— Written instruction a —
Answer these questions from the Form 8-K cover page below.
(i) What date is given as the date of report?
(ii) In which state is the registrant incorporated?
(iii) What is the trading symbol of the Class A Common Stock?

UNITED STATES
SECURITIES AND EXCHANGE COMMISSION
Washington, D.C. 20549
FORM 8-K
CURRENT REPORT
Pursuant to Section 13 or 15(d)
of the Securities Exchange Act of 1934
Date of Report (Date of earliest event reported): February 25, 2022
GREENLANE HOLDINGS, INC.
(Exact name of registrant as specified in its charter)
Delaware (State or other jurisdiction of incorporation) | 001-38875 (Commission File Number) | 83-0806637 (IRS Employer Identification No.) |
1095 Broken Sound Parkway, Suite 300 Boca Raton, FL (Address of principal executive offices) | 33487 (Zip Code) |
Registrant’s telephone number, including area code: (877) 292-7660
Not Applicable
(Former name or former address, if changed since last report)
Written communications pursuant to Rule 425 under the Securities Act (17 CFR 230.425) |
Soliciting material pursuant to Rule 14a-12 under the Exchange Act (17 CFR 240.14a-12) |
Pre-commencement communications pursuant to Rule 14d-2(b) under the Exchange Act (17 CFR 240.14d-2(b)) |
Pre-commencement communications pursuant to Rule 13e-4(c) under the Exchange Act (17 CFR 240.13e-4(c)) |
Securities registered pursuant to Section 12(b) of the Act: | ||
Title of each class | Trading Symbol(s) | Name of each exchange on which registered | ||||||||||||
Class A Common Stock, $0.01 par value per share | GNLN | Nasdaq Global Market |
Indicate by check mark whether the registrant is an emerging growth company as defined in Rule 405 of the Securities Act of 1933 (§230.405 of this chapter) or Rule 12b-2 of the Securities Exchange Act of 1934 (§240.12b-2 of this chapter).

— Written instruction b —
Starting at the first line of the records and ending with the line that contains "list-item: The student who", write those lines out again with "resource-item" replaced by "material-item" and nothing else changed.

Collected data:
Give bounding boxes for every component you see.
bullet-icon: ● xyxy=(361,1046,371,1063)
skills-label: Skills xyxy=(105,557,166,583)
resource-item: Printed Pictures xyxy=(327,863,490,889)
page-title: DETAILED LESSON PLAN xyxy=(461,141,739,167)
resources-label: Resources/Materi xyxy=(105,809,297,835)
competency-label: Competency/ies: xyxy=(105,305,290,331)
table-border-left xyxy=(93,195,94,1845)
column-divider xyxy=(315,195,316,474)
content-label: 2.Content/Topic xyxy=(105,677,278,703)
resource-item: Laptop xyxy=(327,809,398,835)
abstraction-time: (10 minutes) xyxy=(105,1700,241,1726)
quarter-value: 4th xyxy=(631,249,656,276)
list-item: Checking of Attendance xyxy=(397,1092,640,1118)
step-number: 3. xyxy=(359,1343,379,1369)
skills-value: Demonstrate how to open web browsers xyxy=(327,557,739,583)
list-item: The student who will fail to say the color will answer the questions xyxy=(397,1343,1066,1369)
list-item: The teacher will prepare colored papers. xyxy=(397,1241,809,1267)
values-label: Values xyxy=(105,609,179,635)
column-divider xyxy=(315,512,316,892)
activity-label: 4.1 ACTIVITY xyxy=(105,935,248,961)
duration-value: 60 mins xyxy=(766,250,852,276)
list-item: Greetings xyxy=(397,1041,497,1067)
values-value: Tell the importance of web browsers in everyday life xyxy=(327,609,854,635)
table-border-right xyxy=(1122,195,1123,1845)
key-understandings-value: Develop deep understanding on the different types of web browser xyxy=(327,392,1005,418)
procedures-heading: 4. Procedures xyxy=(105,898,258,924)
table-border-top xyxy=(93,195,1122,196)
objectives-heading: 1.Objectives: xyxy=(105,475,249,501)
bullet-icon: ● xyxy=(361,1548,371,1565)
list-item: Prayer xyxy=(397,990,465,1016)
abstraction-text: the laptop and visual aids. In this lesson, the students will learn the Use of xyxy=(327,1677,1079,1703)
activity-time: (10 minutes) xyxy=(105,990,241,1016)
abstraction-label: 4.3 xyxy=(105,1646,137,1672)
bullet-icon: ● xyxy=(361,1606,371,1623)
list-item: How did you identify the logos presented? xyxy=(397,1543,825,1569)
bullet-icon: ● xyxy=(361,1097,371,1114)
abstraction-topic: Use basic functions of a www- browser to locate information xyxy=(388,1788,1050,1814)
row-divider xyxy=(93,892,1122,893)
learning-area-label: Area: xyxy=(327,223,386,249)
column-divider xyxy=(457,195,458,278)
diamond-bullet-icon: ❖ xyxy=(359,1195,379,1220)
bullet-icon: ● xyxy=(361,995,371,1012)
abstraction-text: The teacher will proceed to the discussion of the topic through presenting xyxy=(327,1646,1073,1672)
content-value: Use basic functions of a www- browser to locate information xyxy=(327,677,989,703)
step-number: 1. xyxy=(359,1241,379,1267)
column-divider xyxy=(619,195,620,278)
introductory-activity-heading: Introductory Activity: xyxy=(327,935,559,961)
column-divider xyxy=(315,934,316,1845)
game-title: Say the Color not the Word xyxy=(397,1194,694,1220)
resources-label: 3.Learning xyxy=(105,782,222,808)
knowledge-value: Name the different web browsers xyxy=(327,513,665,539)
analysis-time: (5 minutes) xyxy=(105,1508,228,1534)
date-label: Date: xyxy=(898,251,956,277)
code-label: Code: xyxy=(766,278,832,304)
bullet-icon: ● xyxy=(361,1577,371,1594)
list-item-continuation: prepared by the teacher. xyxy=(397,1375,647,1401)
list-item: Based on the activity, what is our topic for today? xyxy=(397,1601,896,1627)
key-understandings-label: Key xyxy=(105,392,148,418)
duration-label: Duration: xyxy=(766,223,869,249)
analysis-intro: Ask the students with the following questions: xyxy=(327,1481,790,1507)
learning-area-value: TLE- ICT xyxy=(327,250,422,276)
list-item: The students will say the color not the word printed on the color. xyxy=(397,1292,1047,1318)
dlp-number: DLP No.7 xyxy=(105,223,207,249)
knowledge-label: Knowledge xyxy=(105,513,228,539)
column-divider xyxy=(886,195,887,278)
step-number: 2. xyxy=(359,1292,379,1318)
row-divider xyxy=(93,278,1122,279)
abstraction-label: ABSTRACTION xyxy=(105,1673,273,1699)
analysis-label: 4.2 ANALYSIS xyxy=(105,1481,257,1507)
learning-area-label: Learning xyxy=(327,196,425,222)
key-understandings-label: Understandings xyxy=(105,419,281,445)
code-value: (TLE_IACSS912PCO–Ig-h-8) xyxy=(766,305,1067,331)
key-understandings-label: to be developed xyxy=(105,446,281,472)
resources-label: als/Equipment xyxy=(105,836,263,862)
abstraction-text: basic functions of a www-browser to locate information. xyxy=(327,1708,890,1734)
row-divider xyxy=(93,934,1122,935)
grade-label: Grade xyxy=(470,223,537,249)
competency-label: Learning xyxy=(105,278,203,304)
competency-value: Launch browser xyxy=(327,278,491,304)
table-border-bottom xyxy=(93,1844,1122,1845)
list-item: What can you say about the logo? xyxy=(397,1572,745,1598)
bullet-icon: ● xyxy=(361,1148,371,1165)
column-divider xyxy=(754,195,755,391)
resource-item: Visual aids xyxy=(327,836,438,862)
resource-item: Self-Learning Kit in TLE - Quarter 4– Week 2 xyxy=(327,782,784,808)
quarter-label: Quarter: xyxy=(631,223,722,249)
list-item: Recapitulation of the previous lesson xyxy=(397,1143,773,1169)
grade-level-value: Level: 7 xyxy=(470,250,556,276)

— Expected output a —
(i) February 25, 2022
(ii) Delaware
(iii) GNLN

— Expected output b —
Give bounding boxes for every component you see.
bullet-icon: ● xyxy=(361,1046,371,1063)
skills-label: Skills xyxy=(105,557,166,583)
material-item: Printed Pictures xyxy=(327,863,490,889)
page-title: DETAILED LESSON PLAN xyxy=(461,141,739,167)
resources-label: Resources/Materi xyxy=(105,809,297,835)
competency-label: Competency/ies: xyxy=(105,305,290,331)
table-border-left xyxy=(93,195,94,1845)
column-divider xyxy=(315,195,316,474)
content-label: 2.Content/Topic xyxy=(105,677,278,703)
material-item: Laptop xyxy=(327,809,398,835)
abstraction-time: (10 minutes) xyxy=(105,1700,241,1726)
quarter-value: 4th xyxy=(631,249,656,276)
list-item: Checking of Attendance xyxy=(397,1092,640,1118)
step-number: 3. xyxy=(359,1343,379,1369)
skills-value: Demonstrate how to open web browsers xyxy=(327,557,739,583)
list-item: The student who will fail to say the color will answer the questions xyxy=(397,1343,1066,1369)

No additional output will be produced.